* **PROBLEM STATEMENT**:
From the records below, pull each line that has "согласно".
begin EXERCISE INPUT
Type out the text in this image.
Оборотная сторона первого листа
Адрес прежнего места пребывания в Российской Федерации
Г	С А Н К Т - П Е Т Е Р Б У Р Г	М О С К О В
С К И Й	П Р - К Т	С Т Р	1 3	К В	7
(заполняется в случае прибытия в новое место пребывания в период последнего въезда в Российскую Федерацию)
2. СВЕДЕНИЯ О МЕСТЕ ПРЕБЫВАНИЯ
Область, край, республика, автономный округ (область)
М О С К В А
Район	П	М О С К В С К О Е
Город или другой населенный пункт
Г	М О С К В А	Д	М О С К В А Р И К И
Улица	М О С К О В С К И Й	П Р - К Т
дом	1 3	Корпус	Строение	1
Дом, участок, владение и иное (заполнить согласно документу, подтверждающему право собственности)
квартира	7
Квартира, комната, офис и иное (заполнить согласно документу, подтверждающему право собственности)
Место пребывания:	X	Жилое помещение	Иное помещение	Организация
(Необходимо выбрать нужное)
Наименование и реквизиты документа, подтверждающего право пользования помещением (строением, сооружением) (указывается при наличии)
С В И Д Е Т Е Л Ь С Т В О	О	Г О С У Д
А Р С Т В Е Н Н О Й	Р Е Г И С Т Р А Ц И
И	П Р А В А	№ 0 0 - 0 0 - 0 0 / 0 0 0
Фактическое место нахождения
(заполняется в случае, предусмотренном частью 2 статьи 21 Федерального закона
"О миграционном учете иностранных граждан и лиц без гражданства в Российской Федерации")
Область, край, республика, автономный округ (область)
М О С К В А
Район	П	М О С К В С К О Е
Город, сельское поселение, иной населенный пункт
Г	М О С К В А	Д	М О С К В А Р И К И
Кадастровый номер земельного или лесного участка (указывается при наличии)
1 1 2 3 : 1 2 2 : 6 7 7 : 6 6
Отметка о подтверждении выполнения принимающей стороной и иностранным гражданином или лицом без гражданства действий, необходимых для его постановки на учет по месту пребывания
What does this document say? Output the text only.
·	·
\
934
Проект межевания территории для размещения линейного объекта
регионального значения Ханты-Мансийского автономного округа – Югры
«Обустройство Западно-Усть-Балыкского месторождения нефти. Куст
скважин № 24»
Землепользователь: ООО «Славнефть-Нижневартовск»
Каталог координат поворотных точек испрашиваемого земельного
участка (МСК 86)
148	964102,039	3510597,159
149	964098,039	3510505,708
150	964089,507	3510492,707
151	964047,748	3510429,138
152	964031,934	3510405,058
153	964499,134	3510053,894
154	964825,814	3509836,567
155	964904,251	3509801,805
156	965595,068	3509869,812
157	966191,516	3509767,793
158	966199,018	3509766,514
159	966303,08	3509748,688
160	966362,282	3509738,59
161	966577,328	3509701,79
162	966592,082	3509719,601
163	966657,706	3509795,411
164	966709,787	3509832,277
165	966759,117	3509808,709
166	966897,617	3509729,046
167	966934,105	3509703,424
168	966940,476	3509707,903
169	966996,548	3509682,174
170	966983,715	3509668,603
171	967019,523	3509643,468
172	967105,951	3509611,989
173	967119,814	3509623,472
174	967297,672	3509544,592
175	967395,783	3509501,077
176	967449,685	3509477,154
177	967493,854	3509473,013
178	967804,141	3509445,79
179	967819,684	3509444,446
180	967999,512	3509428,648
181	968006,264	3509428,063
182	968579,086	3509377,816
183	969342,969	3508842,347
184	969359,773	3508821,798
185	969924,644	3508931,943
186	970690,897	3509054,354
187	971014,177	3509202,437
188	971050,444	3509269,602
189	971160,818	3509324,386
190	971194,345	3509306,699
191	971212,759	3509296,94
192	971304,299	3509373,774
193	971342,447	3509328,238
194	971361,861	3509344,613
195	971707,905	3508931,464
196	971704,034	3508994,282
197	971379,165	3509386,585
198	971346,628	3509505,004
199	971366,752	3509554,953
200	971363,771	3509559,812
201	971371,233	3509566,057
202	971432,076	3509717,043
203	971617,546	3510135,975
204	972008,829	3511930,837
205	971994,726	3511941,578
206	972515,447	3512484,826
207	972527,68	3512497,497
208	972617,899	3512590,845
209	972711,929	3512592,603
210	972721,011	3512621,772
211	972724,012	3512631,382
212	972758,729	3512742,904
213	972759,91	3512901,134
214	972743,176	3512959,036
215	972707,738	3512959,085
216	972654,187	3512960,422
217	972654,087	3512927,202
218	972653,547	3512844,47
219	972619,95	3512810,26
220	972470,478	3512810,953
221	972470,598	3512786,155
end EXERCISE INPUT
* **TASK OUTPUT**:
Дом, участок, владение и иное (заполнить согласно документу, подтверждающему право собственности)
Квартира, комната, офис и иное (заполнить согласно документу, подтверждающему право собственности)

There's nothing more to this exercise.